* start MATERIAL PROVIDED *

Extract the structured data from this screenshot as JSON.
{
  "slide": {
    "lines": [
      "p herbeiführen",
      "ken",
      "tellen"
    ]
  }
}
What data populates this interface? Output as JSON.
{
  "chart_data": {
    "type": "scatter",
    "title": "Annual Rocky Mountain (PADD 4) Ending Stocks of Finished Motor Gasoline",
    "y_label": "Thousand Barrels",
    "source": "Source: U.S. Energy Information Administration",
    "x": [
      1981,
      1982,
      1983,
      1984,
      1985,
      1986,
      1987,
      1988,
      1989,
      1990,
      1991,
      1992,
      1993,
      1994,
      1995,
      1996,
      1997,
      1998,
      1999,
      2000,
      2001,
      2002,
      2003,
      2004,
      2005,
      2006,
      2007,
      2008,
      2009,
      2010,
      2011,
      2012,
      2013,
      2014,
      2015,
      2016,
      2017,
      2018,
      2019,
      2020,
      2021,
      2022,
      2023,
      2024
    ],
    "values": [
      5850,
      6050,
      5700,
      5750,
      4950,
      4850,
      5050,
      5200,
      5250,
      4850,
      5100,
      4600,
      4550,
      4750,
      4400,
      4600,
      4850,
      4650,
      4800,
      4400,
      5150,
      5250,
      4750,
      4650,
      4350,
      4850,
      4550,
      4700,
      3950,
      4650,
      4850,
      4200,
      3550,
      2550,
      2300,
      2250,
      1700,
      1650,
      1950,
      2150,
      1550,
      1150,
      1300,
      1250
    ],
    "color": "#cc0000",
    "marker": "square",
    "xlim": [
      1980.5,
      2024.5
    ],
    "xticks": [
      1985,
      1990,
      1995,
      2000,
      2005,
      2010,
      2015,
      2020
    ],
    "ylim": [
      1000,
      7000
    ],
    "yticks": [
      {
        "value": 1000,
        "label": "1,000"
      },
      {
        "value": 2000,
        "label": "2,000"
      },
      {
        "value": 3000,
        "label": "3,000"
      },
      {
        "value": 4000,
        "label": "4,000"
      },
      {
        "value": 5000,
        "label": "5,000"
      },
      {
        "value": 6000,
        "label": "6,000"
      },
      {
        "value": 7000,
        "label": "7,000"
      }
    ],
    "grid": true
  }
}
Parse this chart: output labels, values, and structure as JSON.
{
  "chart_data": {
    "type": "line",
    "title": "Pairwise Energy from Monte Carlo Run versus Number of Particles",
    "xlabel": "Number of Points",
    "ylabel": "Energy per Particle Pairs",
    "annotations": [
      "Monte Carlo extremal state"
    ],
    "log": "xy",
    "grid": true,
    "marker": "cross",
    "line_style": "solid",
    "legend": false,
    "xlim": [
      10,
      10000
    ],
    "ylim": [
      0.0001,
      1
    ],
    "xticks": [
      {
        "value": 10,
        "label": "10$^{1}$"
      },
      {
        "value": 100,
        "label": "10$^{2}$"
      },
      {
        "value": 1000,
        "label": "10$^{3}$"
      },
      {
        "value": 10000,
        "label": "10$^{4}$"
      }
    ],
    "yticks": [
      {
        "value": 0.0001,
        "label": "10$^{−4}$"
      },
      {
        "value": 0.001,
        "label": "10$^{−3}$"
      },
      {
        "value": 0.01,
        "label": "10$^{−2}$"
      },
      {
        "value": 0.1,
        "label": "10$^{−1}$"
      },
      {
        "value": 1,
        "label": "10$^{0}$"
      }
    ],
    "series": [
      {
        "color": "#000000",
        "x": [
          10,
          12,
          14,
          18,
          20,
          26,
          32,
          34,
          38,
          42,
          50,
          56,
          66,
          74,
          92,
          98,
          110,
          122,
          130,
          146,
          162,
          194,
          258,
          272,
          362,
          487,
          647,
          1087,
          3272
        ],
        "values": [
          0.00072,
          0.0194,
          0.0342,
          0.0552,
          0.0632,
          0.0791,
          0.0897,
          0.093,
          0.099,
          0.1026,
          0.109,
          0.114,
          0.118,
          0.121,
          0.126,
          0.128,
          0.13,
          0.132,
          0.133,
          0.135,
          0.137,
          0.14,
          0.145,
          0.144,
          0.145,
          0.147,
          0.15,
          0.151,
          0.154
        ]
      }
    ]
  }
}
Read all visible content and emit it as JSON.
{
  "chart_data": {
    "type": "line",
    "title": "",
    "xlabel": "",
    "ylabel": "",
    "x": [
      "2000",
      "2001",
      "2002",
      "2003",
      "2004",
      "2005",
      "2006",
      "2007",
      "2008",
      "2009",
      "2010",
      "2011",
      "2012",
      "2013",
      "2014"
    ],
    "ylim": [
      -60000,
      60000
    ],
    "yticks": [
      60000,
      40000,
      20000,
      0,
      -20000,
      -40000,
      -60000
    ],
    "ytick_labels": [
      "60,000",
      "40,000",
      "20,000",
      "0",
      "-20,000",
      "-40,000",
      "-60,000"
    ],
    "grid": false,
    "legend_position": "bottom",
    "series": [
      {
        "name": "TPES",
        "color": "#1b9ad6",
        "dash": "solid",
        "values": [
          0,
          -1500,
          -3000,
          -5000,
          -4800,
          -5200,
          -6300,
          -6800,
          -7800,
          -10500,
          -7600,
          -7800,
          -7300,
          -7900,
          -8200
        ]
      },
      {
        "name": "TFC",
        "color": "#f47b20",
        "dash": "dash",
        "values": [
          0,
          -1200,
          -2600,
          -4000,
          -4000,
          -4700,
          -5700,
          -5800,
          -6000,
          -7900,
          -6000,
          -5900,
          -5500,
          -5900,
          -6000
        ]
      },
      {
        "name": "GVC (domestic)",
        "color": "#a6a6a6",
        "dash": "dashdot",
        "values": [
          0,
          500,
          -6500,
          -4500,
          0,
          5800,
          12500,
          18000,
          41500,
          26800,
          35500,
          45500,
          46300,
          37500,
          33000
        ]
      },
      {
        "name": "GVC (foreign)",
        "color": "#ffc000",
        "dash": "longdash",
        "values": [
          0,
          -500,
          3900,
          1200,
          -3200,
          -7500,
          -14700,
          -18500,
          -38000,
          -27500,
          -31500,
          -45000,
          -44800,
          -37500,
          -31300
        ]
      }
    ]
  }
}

* end MATERIAL PROVIDED *

PROBLEM REQUIREMENTS: Write out the entries in full, exactly as given.

FULL ANSWER:
Extract the structured data from this screenshot as JSON.
{
  "slide": {
    "lines": [
      "p herbeiführen",
      "ken",
      "tellen"
    ]
  }
}
What data populates this interface? Output as JSON.
{
  "chart_data": {
    "type": "scatter",
    "title": "Annual Rocky Mountain (PADD 4) Ending Stocks of Finished Motor Gasoline",
    "y_label": "Thousand Barrels",
    "source": "Source: U.S. Energy Information Administration",
    "x": [
      1981,
      1982,
      1983,
      1984,
      1985,
      1986,
      1987,
      1988,
      1989,
      1990,
      1991,
      1992,
      1993,
      1994,
      1995,
      1996,
      1997,
      1998,
      1999,
      2000,
      2001,
      2002,
      2003,
      2004,
      2005,
      2006,
      2007,
      2008,
      2009,
      2010,
      2011,
      2012,
      2013,
      2014,
      2015,
      2016,
      2017,
      2018,
      2019,
      2020,
      2021,
      2022,
      2023,
      2024
    ],
    "values": [
      5850,
      6050,
      5700,
      5750,
      4950,
      4850,
      5050,
      5200,
      5250,
      4850,
      5100,
      4600,
      4550,
      4750,
      4400,
      4600,
      4850,
      4650,
      4800,
      4400,
      5150,
      5250,
      4750,
      4650,
      4350,
      4850,
      4550,
      4700,
      3950,
      4650,
      4850,
      4200,
      3550,
      2550,
      2300,
      2250,
      1700,
      1650,
      1950,
      2150,
      1550,
      1150,
      1300,
      1250
    ],
    "color": "#cc0000",
    "marker": "square",
    "xlim": [
      1980.5,
      2024.5
    ],
    "xticks": [
      1985,
      1990,
      1995,
      2000,
      2005,
      2010,
      2015,
      2020
    ],
    "ylim": [
      1000,
      7000
    ],
    "yticks": [
      {
        "value": 1000,
        "label": "1,000"
      },
      {
        "value": 2000,
        "label": "2,000"
      },
      {
        "value": 3000,
        "label": "3,000"
      },
      {
        "value": 4000,
        "label": "4,000"
      },
      {
        "value": 5000,
        "label": "5,000"
      },
      {
        "value": 6000,
        "label": "6,000"
      },
      {
        "value": 7000,
        "label": "7,000"
      }
    ],
    "grid": true
  }
}
Parse this chart: output labels, values, and structure as JSON.
{
  "chart_data": {
    "type": "line",
    "title": "Pairwise Energy from Monte Carlo Run versus Number of Particles",
    "xlabel": "Number of Points",
    "ylabel": "Energy per Particle Pairs",
    "annotations": [
      "Monte Carlo extremal state"
    ],
    "log": "xy",
    "grid": true,
    "marker": "cross",
    "line_style": "solid",
    "legend": false,
    "xlim": [
      10,
      10000
    ],
    "ylim": [
      0.0001,
      1
    ],
    "xticks": [
      {
        "value": 10,
        "label": "10$^{1}$"
      },
      {
        "value": 100,
        "label": "10$^{2}$"
      },
      {
        "value": 1000,
        "label": "10$^{3}$"
      },
      {
        "value": 10000,
        "label": "10$^{4}$"
      }
    ],
    "yticks": [
      {
        "value": 0.0001,
        "label": "10$^{−4}$"
      },
      {
        "value": 0.001,
        "label": "10$^{−3}$"
      },
      {
        "value": 0.01,
        "label": "10$^{−2}$"
      },
      {
        "value": 0.1,
        "label": "10$^{−1}$"
      },
      {
        "value": 1,
        "label": "10$^{0}$"
      }
    ],
    "series": [
      {
        "color": "#000000",
        "x": [
          10,
          12,
          14,
          18,
          20,
          26,
          32,
          34,
          38,
          42,
          50,
          56,
          66,
          74,
          92,
          98,
          110,
          122,
          130,
          146,
          162,
          194,
          258,
          272,
          362,
          487,
          647,
          1087,
          3272
        ],
        "values": [
          0.00072,
          0.0194,
          0.0342,
          0.0552,
          0.0632,
          0.0791,
          0.0897,
          0.093,
          0.099,
          0.1026,
          0.109,
          0.114,
          0.118,
          0.121,
          0.126,
          0.128,
          0.13,
          0.132,
          0.133,
          0.135,
          0.137,
          0.14,
          0.145,
          0.144,
          0.145,
          0.147,
          0.15,
          0.151,
          0.154
        ]
      }
    ]
  }
}
Read all visible content and emit it as JSON.
{
  "chart_data": {
    "type": "line",
    "title": "",
    "xlabel": "",
    "ylabel": "",
    "x": [
      "2000",
      "2001",
      "2002",
      "2003",
      "2004",
      "2005",
      "2006",
      "2007",
      "2008",
      "2009",
      "2010",
      "2011",
      "2012",
      "2013",
      "2014"
    ],
    "ylim": [
      -60000,
      60000
    ],
    "yticks": [
      60000,
      40000,
      20000,
      0,
      -20000,
      -40000,
      -60000
    ],
    "ytick_labels": [
      "60,000",
      "40,000",
      "20,000",
      "0",
      "-20,000",
      "-40,000",
      "-60,000"
    ],
    "grid": false,
    "legend_position": "bottom",
    "series": [
      {
        "name": "TPES",
        "color": "#1b9ad6",
        "dash": "solid",
        "values": [
          0,
          -1500,
          -3000,
          -5000,
          -4800,
          -5200,
          -6300,
          -6800,
          -7800,
          -10500,
          -7600,
          -7800,
          -7300,
          -7900,
          -8200
        ]
      },
      {
        "name": "TFC",
        "color": "#f47b20",
        "dash": "dash",
        "values": [
          0,
          -1200,
          -2600,
          -4000,
          -4000,
          -4700,
          -5700,
          -5800,
          -6000,
          -7900,
          -6000,
          -5900,
          -5500,
          -5900,
          -6000
        ]
      },
      {
        "name": "GVC (domestic)",
        "color": "#a6a6a6",
        "dash": "dashdot",
        "values": [
          0,
          500,
          -6500,
          -4500,
          0,
          5800,
          12500,
          18000,
          41500,
          26800,
          35500,
          45500,
          46300,
          37500,
          33000
        ]
      },
      {
        "name": "GVC (foreign)",
        "color": "#ffc000",
        "dash": "longdash",
        "values": [
          0,
          -500,
          3900,
          1200,
          -3200,
          -7500,
          -14700,
          -18500,
          -38000,
          -27500,
          -31500,
          -45000,
          -44800,
          -37500,
          -31300
        ]
      }
    ]
  }
}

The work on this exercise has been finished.